• SUPPLIED RECORDS

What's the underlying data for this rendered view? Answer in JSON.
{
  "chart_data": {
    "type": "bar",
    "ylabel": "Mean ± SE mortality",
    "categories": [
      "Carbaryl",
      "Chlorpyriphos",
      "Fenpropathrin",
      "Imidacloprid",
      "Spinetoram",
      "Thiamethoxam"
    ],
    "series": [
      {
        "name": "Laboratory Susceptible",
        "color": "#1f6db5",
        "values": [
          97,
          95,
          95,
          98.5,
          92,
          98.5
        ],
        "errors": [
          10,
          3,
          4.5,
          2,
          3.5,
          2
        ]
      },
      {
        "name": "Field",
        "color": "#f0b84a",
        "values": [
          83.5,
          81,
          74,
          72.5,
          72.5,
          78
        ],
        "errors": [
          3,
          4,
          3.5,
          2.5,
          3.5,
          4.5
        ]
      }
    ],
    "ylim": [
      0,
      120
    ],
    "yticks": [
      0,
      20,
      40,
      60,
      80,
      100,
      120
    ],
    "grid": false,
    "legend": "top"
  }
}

• PROBLEM TO SOLVE
Produce a verbatim transcription of the entries above.

• WRITTEN SOLUTION
What's the underlying data for this rendered view? Answer in JSON.
{
  "chart_data": {
    "type": "bar",
    "ylabel": "Mean ± SE mortality",
    "categories": [
      "Carbaryl",
      "Chlorpyriphos",
      "Fenpropathrin",
      "Imidacloprid",
      "Spinetoram",
      "Thiamethoxam"
    ],
    "series": [
      {
        "name": "Laboratory Susceptible",
        "color": "#1f6db5",
        "values": [
          97,
          95,
          95,
          98.5,
          92,
          98.5
        ],
        "errors": [
          10,
          3,
          4.5,
          2,
          3.5,
          2
        ]
      },
      {
        "name": "Field",
        "color": "#f0b84a",
        "values": [
          83.5,
          81,
          74,
          72.5,
          72.5,
          78
        ],
        "errors": [
          3,
          4,
          3.5,
          2.5,
          3.5,
          4.5
        ]
      }
    ],
    "ylim": [
      0,
      120
    ],
    "yticks": [
      0,
      20,
      40,
      60,
      80,
      100,
      120
    ],
    "grid": false,
    "legend": "top"
  }
}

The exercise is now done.